---------- SUPPLIED DATA ----------
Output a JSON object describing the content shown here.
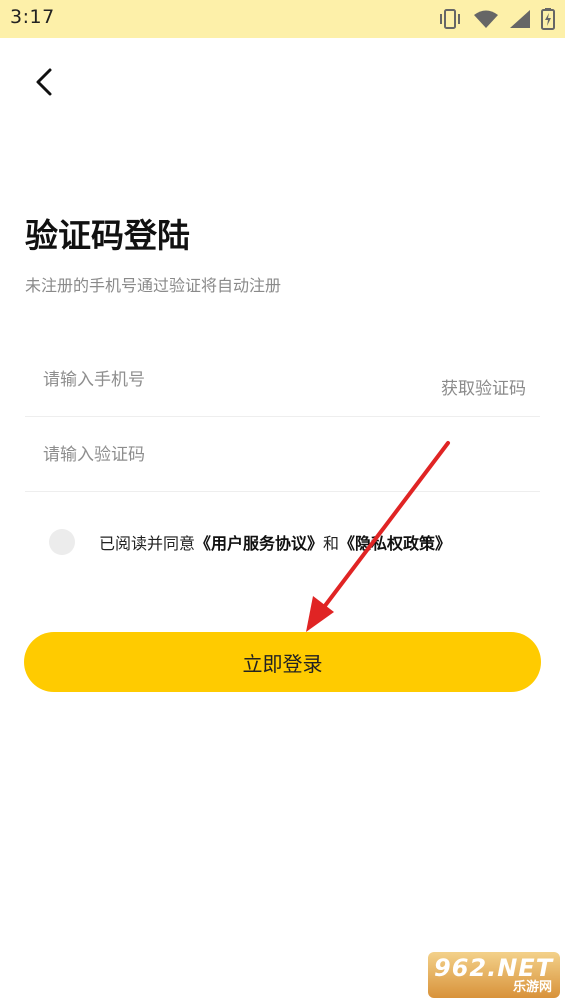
{
  "status_bar": {
    "time": "3:17",
    "icons": [
      "vibrate-icon",
      "wifi-icon",
      "signal-icon",
      "battery-icon"
    ]
  },
  "header": {
    "back_icon": "chevron-left-icon"
  },
  "title": "验证码登陆",
  "subtitle": "未注册的手机号通过验证将自动注册",
  "phone_field": {
    "placeholder": "请输入手机号",
    "value": "",
    "get_code_label": "获取验证码"
  },
  "code_field": {
    "placeholder": "请输入验证码",
    "value": ""
  },
  "agreement": {
    "checked": false,
    "prefix": "已阅读并同意",
    "user_agreement": "《用户服务协议》",
    "conjunction": "和",
    "privacy_policy": "《隐私权政策》"
  },
  "login_button_label": "立即登录",
  "colors": {
    "status_bar_bg": "#fdf0a9",
    "accent": "#ffcb00",
    "annotation_arrow": "#e02424"
  },
  "watermark": {
    "logo": "962.NET",
    "sub": "乐游网"
  }
}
----------
WORK TO DO: All the lines above are to be reproduced exactly, except the pictures.

WRITTEN SOLUTION:
Output a JSON object describing the content shown here.
{
  "status_bar": {
    "time": "3:17",
    "icons": [
      "vibrate-icon",
      "wifi-icon",
      "signal-icon",
      "battery-icon"
    ]
  },
  "header": {
    "back_icon": "chevron-left-icon"
  },
  "title": "验证码登陆",
  "subtitle": "未注册的手机号通过验证将自动注册",
  "phone_field": {
    "placeholder": "请输入手机号",
    "value": "",
    "get_code_label": "获取验证码"
  },
  "code_field": {
    "placeholder": "请输入验证码",
    "value": ""
  },
  "agreement": {
    "checked": false,
    "prefix": "已阅读并同意",
    "user_agreement": "《用户服务协议》",
    "conjunction": "和",
    "privacy_policy": "《隐私权政策》"
  },
  "login_button_label": "立即登录",
  "colors": {
    "status_bar_bg": "#fdf0a9",
    "accent": "#ffcb00",
    "annotation_arrow": "#e02424"
  },
  "watermark": {
    "logo": "962.NET",
    "sub": "乐游网"
  }
}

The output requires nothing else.